* **O que fazer**
Responda com base no trecho sobre calotes de CRIs:
1. Qual é a soma total das emissões vencidas e não repactuadas?
2. Até que dia vão os dados da tabela?
3. Além das datas de vencimento e da rentabilidade, o que o investidor precisa entender?

* **Trecho do documento**
Veja o total de CRIs que deram calote em 2024
Descrição | Número |
Número de CRIs vencidos e não repactuados | 105* |
Somar total das emissões vencidas e não repactuadas | R$ 7,8 bilhões |
Soma total de todas as emissões de CRIs | R$ 284,9 bilhões |
Fonte: Felipe Ribeiro, diretor de investimentos alternativos do Clube FII/Dados até o dia 4 de julho de 2024 |
Veja como se proteger de calotes dos CRIs
Apesar da baixa representativa em comparação ao tamanho do mercado, os casos não retiram o risco do investidor que compra diretamente os CRIs para compor o portfólio. Isso porque esses instrumentos financeiros podem apresentar uma estrutura complexa que exige do investidor uma análise cautelosa sobre operação. Ou seja, não basta olhar apenas para as datas de vencimento e a rentabilidade atrelada à emissão, o investidor precisa entender todos os aspectos da dívida para evitar expor o patrimônio em um título ou em um portfólio de um fundo de investimento com alto potencial de calote.

* **Entradas do conjunto**

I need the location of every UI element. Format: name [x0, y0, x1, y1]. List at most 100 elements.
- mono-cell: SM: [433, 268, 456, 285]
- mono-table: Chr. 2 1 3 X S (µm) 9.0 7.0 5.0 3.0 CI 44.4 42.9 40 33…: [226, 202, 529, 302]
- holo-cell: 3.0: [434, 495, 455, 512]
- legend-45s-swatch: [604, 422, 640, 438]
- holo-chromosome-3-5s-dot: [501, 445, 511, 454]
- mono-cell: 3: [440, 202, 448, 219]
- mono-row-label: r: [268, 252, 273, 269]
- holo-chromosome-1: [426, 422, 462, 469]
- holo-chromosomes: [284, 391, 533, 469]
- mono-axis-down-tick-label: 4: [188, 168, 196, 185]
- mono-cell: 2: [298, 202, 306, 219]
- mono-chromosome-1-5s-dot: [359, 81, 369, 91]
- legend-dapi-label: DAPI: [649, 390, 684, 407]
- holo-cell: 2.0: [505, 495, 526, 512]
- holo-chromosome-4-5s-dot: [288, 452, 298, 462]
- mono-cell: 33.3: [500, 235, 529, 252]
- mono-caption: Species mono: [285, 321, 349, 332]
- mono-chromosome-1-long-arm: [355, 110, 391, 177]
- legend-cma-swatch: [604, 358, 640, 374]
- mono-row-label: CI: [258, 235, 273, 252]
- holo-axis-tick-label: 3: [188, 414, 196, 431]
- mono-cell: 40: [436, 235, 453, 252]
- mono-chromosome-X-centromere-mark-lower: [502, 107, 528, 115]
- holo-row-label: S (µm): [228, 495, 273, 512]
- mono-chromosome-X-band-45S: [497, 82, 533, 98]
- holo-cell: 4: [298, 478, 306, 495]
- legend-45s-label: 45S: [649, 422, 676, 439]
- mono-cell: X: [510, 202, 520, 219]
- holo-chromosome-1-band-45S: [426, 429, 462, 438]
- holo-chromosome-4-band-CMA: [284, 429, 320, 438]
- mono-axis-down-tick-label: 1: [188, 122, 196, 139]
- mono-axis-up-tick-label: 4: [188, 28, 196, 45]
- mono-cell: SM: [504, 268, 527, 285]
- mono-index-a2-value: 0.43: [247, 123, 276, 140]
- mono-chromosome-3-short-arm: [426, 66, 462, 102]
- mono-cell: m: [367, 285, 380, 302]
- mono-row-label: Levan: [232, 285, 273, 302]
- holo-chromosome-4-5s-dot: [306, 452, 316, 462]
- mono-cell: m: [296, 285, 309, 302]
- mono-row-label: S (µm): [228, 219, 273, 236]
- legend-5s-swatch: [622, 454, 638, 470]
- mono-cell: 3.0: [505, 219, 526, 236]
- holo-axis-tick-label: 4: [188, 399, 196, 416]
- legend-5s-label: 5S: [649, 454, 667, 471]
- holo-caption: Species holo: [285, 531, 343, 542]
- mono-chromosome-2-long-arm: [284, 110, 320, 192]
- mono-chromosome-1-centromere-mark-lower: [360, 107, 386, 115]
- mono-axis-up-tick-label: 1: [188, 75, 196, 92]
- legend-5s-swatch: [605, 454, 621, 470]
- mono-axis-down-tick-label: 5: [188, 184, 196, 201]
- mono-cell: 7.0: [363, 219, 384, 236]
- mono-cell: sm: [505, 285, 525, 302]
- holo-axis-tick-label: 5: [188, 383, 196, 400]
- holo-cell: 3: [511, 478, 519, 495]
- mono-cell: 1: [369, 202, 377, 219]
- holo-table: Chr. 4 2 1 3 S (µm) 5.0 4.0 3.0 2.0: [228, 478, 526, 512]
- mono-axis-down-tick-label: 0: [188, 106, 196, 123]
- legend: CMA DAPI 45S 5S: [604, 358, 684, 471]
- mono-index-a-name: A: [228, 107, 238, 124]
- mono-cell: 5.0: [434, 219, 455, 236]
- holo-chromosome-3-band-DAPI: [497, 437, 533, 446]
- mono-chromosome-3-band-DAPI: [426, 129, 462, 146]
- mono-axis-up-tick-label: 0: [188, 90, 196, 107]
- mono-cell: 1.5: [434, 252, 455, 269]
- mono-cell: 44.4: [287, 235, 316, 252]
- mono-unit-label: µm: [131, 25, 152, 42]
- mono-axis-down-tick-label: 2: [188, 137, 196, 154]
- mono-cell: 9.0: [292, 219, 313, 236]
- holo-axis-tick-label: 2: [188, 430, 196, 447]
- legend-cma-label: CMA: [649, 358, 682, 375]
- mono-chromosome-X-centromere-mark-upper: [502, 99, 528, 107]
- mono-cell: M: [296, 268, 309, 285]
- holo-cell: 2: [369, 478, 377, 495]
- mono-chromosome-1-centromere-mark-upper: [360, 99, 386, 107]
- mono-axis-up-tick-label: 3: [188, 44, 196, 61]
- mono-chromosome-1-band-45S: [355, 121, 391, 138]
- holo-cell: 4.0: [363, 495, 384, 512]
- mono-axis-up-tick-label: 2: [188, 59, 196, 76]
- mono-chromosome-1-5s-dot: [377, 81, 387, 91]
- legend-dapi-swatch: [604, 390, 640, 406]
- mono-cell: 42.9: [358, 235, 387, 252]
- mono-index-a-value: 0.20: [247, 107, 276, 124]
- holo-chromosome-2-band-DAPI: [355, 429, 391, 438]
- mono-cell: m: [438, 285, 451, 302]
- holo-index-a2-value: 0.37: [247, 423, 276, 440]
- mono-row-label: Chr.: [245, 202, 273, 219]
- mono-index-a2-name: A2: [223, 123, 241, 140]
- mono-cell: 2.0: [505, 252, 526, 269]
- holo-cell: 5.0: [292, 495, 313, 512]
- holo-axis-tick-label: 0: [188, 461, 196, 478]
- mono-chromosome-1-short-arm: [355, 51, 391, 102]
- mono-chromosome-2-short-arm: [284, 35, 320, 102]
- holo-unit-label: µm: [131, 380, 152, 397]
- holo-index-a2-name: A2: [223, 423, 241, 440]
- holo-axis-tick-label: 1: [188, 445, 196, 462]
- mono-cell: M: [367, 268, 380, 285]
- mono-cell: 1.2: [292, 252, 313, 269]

* **Resolução**
1. R$ 7,8 bilhões.
2. Até 4 de julho de 2024.
3. Todos os aspectos da dívida.